*Exercise details*. Write the data out again exactly, dropping any images it holds.

*Task inputs*.
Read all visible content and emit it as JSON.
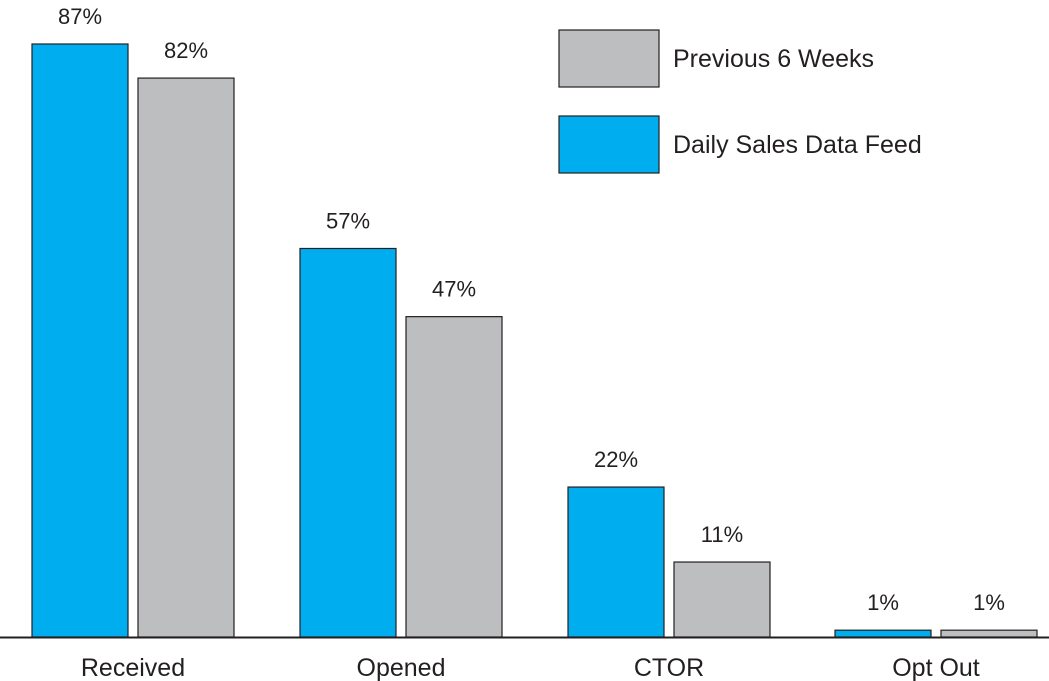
{
  "chart_data": {
    "type": "bar",
    "categories": [
      "Received",
      "Opened",
      "CTOR",
      "Opt Out"
    ],
    "series": [
      {
        "name": "Daily Sales Data Feed",
        "values": [
          87,
          57,
          22,
          1
        ],
        "labels": [
          "87%",
          "57%",
          "22%",
          "1%"
        ],
        "color": "#00ADEF"
      },
      {
        "name": "Previous 6 Weeks",
        "values": [
          82,
          47,
          11,
          1
        ],
        "labels": [
          "82%",
          "47%",
          "11%",
          "1%"
        ],
        "color": "#BCBEC0"
      }
    ],
    "legend": {
      "placement": "top-right",
      "order": [
        "Previous 6 Weeks",
        "Daily Sales Data Feed"
      ]
    },
    "ylim": [
      0,
      87
    ],
    "grid": false,
    "title": "",
    "xlabel": "",
    "ylabel": ""
  }
}
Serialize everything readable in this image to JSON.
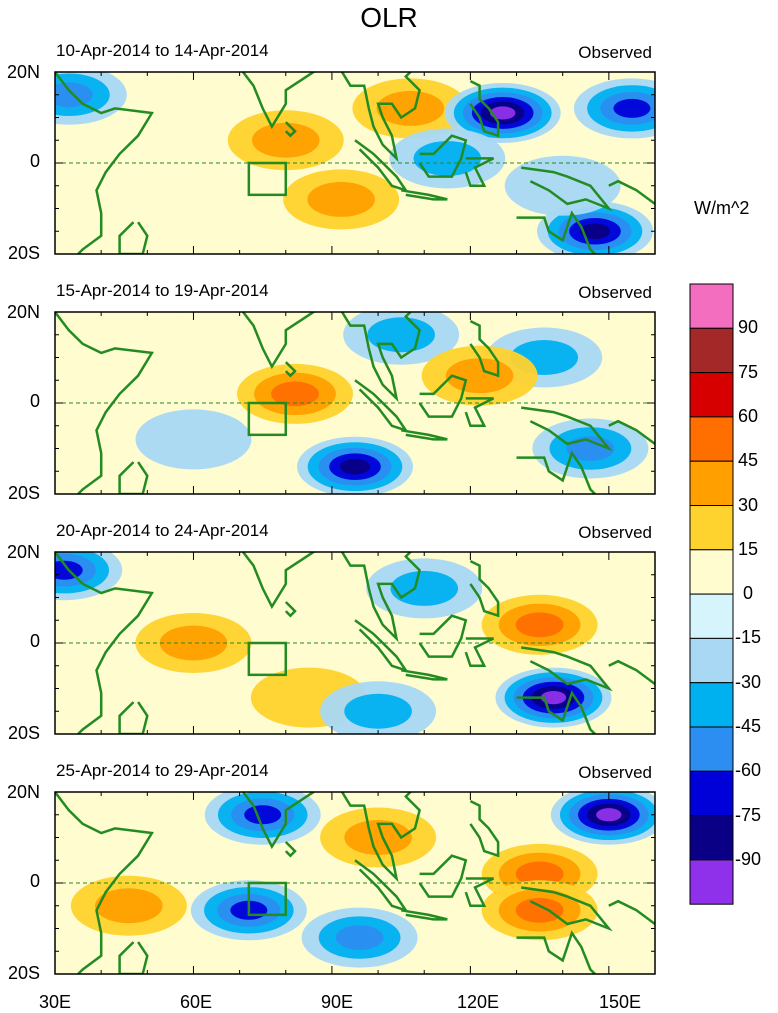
{
  "title": "OLR",
  "colorbar": {
    "unit": "W/m^2",
    "labels": [
      "90",
      "75",
      "60",
      "45",
      "30",
      "15",
      "0",
      "-15",
      "-30",
      "-45",
      "-60",
      "-75",
      "-90"
    ],
    "colors": [
      "#f46ec0",
      "#a52828",
      "#d60000",
      "#ff6f00",
      "#ffa000",
      "#ffd32d",
      "#fffcd0",
      "#d5f4fb",
      "#a9d8f4",
      "#00b1f0",
      "#2b8ef0",
      "#0000d8",
      "#0a0086",
      "#8f30ea"
    ]
  },
  "lat_labels": [
    "20N",
    "0",
    "20S"
  ],
  "lon_labels": [
    "30E",
    "60E",
    "90E",
    "120E",
    "150E"
  ],
  "map_colors": {
    "coast": "#228b22",
    "equator": "#228b22",
    "box": "#228b22"
  },
  "chart_data": {
    "type": "heatmap",
    "title": "OLR",
    "variable": "OLR anomaly",
    "unit": "W/m^2",
    "x_range": [
      30,
      160
    ],
    "y_range": [
      -20,
      20
    ],
    "x_ticks": [
      "30E",
      "60E",
      "90E",
      "120E",
      "150E"
    ],
    "y_ticks": [
      "20N",
      "0",
      "20S"
    ],
    "levels": [
      -90,
      -75,
      -60,
      -45,
      -30,
      -15,
      0,
      15,
      30,
      45,
      60,
      75,
      90
    ],
    "panels": [
      {
        "period": "10-Apr-2014 to 14-Apr-2014",
        "label": "Observed",
        "features": [
          {
            "lon": 80,
            "lat": 5,
            "value": 30
          },
          {
            "lon": 92,
            "lat": -8,
            "value": 30
          },
          {
            "lon": 107,
            "lat": 12,
            "value": 30
          },
          {
            "lon": 127,
            "lat": 11,
            "value": -90
          },
          {
            "lon": 147,
            "lat": -15,
            "value": -75
          },
          {
            "lon": 155,
            "lat": 12,
            "value": -60
          },
          {
            "lon": 115,
            "lat": 1,
            "value": -30
          },
          {
            "lon": 140,
            "lat": -5,
            "value": -15
          },
          {
            "lon": 33,
            "lat": 15,
            "value": -45
          }
        ]
      },
      {
        "period": "15-Apr-2014 to 19-Apr-2014",
        "label": "Observed",
        "features": [
          {
            "lon": 82,
            "lat": 2,
            "value": 45
          },
          {
            "lon": 95,
            "lat": -14,
            "value": -75
          },
          {
            "lon": 146,
            "lat": -10,
            "value": -45
          },
          {
            "lon": 136,
            "lat": 10,
            "value": -30
          },
          {
            "lon": 105,
            "lat": 15,
            "value": -30
          },
          {
            "lon": 122,
            "lat": 6,
            "value": 30
          },
          {
            "lon": 60,
            "lat": -8,
            "value": -15
          }
        ]
      },
      {
        "period": "20-Apr-2014 to 24-Apr-2014",
        "label": "Observed",
        "features": [
          {
            "lon": 135,
            "lat": 4,
            "value": 45
          },
          {
            "lon": 138,
            "lat": -12,
            "value": -90
          },
          {
            "lon": 32,
            "lat": 16,
            "value": -60
          },
          {
            "lon": 110,
            "lat": 12,
            "value": -30
          },
          {
            "lon": 60,
            "lat": 0,
            "value": 30
          },
          {
            "lon": 85,
            "lat": -12,
            "value": 15
          },
          {
            "lon": 100,
            "lat": -15,
            "value": -30
          }
        ]
      },
      {
        "period": "25-Apr-2014 to 29-Apr-2014",
        "label": "Observed",
        "features": [
          {
            "lon": 150,
            "lat": 15,
            "value": -90
          },
          {
            "lon": 135,
            "lat": 2,
            "value": 45
          },
          {
            "lon": 135,
            "lat": -6,
            "value": 45
          },
          {
            "lon": 72,
            "lat": -6,
            "value": -60
          },
          {
            "lon": 96,
            "lat": -12,
            "value": -45
          },
          {
            "lon": 75,
            "lat": 15,
            "value": -60
          },
          {
            "lon": 100,
            "lat": 10,
            "value": 30
          },
          {
            "lon": 46,
            "lat": -5,
            "value": 30
          }
        ]
      }
    ]
  }
}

*Full answer*.
Read all visible content and emit it as JSON.
{
  "chart_data": {
    "type": "bar",
    "categories": [
      "Received",
      "Opened",
      "CTOR",
      "Opt Out"
    ],
    "series": [
      {
        "name": "Daily Sales Data Feed",
        "values": [
          87,
          57,
          22,
          1
        ],
        "labels": [
          "87%",
          "57%",
          "22%",
          "1%"
        ],
        "color": "#00ADEF"
      },
      {
        "name": "Previous 6 Weeks",
        "values": [
          82,
          47,
          11,
          1
        ],
        "labels": [
          "82%",
          "47%",
          "11%",
          "1%"
        ],
        "color": "#BCBEC0"
      }
    ],
    "legend": {
      "placement": "top-right",
      "order": [
        "Previous 6 Weeks",
        "Daily Sales Data Feed"
      ]
    },
    "ylim": [
      0,
      87
    ],
    "grid": false,
    "title": "",
    "xlabel": "",
    "ylabel": ""
  }
}
Serialize everything readable in this image to JSON.
{
  "title": "OLR",
  "colorbar": {
    "unit": "W/m^2",
    "labels": [
      "90",
      "75",
      "60",
      "45",
      "30",
      "15",
      "0",
      "-15",
      "-30",
      "-45",
      "-60",
      "-75",
      "-90"
    ],
    "colors": [
      "#f46ec0",
      "#a52828",
      "#d60000",
      "#ff6f00",
      "#ffa000",
      "#ffd32d",
      "#fffcd0",
      "#d5f4fb",
      "#a9d8f4",
      "#00b1f0",
      "#2b8ef0",
      "#0000d8",
      "#0a0086",
      "#8f30ea"
    ]
  },
  "lat_labels": [
    "20N",
    "0",
    "20S"
  ],
  "lon_labels": [
    "30E",
    "60E",
    "90E",
    "120E",
    "150E"
  ],
  "map_colors": {
    "coast": "#228b22",
    "equator": "#228b22",
    "box": "#228b22"
  },
  "chart_data": {
    "type": "heatmap",
    "title": "OLR",
    "variable": "OLR anomaly",
    "unit": "W/m^2",
    "x_range": [
      30,
      160
    ],
    "y_range": [
      -20,
      20
    ],
    "x_ticks": [
      "30E",
      "60E",
      "90E",
      "120E",
      "150E"
    ],
    "y_ticks": [
      "20N",
      "0",
      "20S"
    ],
    "levels": [
      -90,
      -75,
      -60,
      -45,
      -30,
      -15,
      0,
      15,
      30,
      45,
      60,
      75,
      90
    ],
    "panels": [
      {
        "period": "10-Apr-2014 to 14-Apr-2014",
        "label": "Observed",
        "features": [
          {
            "lon": 80,
            "lat": 5,
            "value": 30
          },
          {
            "lon": 92,
            "lat": -8,
            "value": 30
          },
          {
            "lon": 107,
            "lat": 12,
            "value": 30
          },
          {
            "lon": 127,
            "lat": 11,
            "value": -90
          },
          {
            "lon": 147,
            "lat": -15,
            "value": -75
          },
          {
            "lon": 155,
            "lat": 12,
            "value": -60
          },
          {
            "lon": 115,
            "lat": 1,
            "value": -30
          },
          {
            "lon": 140,
            "lat": -5,
            "value": -15
          },
          {
            "lon": 33,
            "lat": 15,
            "value": -45
          }
        ]
      },
      {
        "period": "15-Apr-2014 to 19-Apr-2014",
        "label": "Observed",
        "features": [
          {
            "lon": 82,
            "lat": 2,
            "value": 45
          },
          {
            "lon": 95,
            "lat": -14,
            "value": -75
          },
          {
            "lon": 146,
            "lat": -10,
            "value": -45
          },
          {
            "lon": 136,
            "lat": 10,
            "value": -30
          },
          {
            "lon": 105,
            "lat": 15,
            "value": -30
          },
          {
            "lon": 122,
            "lat": 6,
            "value": 30
          },
          {
            "lon": 60,
            "lat": -8,
            "value": -15
          }
        ]
      },
      {
        "period": "20-Apr-2014 to 24-Apr-2014",
        "label": "Observed",
        "features": [
          {
            "lon": 135,
            "lat": 4,
            "value": 45
          },
          {
            "lon": 138,
            "lat": -12,
            "value": -90
          },
          {
            "lon": 32,
            "lat": 16,
            "value": -60
          },
          {
            "lon": 110,
            "lat": 12,
            "value": -30
          },
          {
            "lon": 60,
            "lat": 0,
            "value": 30
          },
          {
            "lon": 85,
            "lat": -12,
            "value": 15
          },
          {
            "lon": 100,
            "lat": -15,
            "value": -30
          }
        ]
      },
      {
        "period": "25-Apr-2014 to 29-Apr-2014",
        "label": "Observed",
        "features": [
          {
            "lon": 150,
            "lat": 15,
            "value": -90
          },
          {
            "lon": 135,
            "lat": 2,
            "value": 45
          },
          {
            "lon": 135,
            "lat": -6,
            "value": 45
          },
          {
            "lon": 72,
            "lat": -6,
            "value": -60
          },
          {
            "lon": 96,
            "lat": -12,
            "value": -45
          },
          {
            "lon": 75,
            "lat": 15,
            "value": -60
          },
          {
            "lon": 100,
            "lat": 10,
            "value": 30
          },
          {
            "lon": 46,
            "lat": -5,
            "value": 30
          }
        ]
      }
    ]
  }
}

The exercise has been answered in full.